* **Data for processing**:
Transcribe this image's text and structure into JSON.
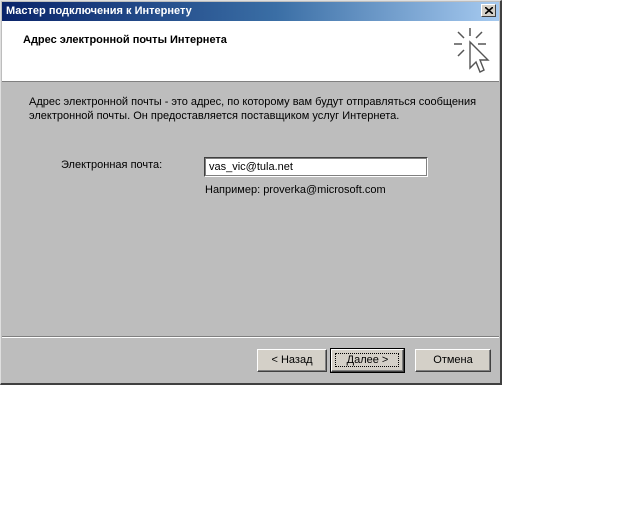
{
  "window": {
    "title": "Мастер подключения к Интернету",
    "close_symbol": "×"
  },
  "header": {
    "title": "Адрес электронной почты Интернета",
    "icon": "wizard-cursor-icon"
  },
  "content": {
    "description": "Адрес электронной почты - это адрес, по которому вам будут отправляться сообщения электронной почты. Он предоставляется поставщиком услуг Интернета.",
    "email_label": "Электронная почта:",
    "email_value": "vas_vic@tula.net",
    "example": "Например: proverka@microsoft.com"
  },
  "buttons": {
    "back": "< Назад",
    "next": "Далее >",
    "cancel": "Отмена"
  }
}
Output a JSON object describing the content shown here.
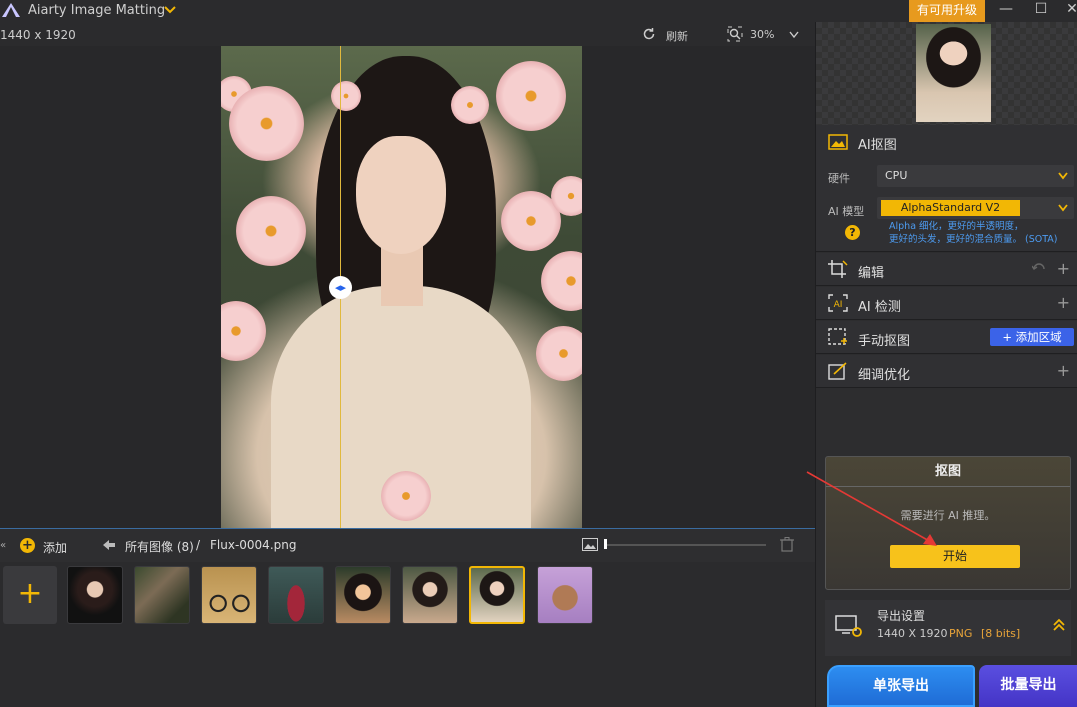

* **Challenge**: Return the listing above unchanged, apart from dropping its pictures.

* **Result of this exercise**:
Transcribe this image's text and structure into JSON.
{
  "window": {
    "title": "Мастер подключения к Интернету",
    "close_symbol": "×"
  },
  "header": {
    "title": "Адрес электронной почты Интернета",
    "icon": "wizard-cursor-icon"
  },
  "content": {
    "description": "Адрес электронной почты - это адрес, по которому вам будут отправляться сообщения электронной почты. Он предоставляется поставщиком услуг Интернета.",
    "email_label": "Электронная почта:",
    "email_value": "vas_vic@tula.net",
    "example": "Например: proverka@microsoft.com"
  },
  "buttons": {
    "back": "< Назад",
    "next": "Далее >",
    "cancel": "Отмена"
  }
}
Output a JSON object describing the content shown here.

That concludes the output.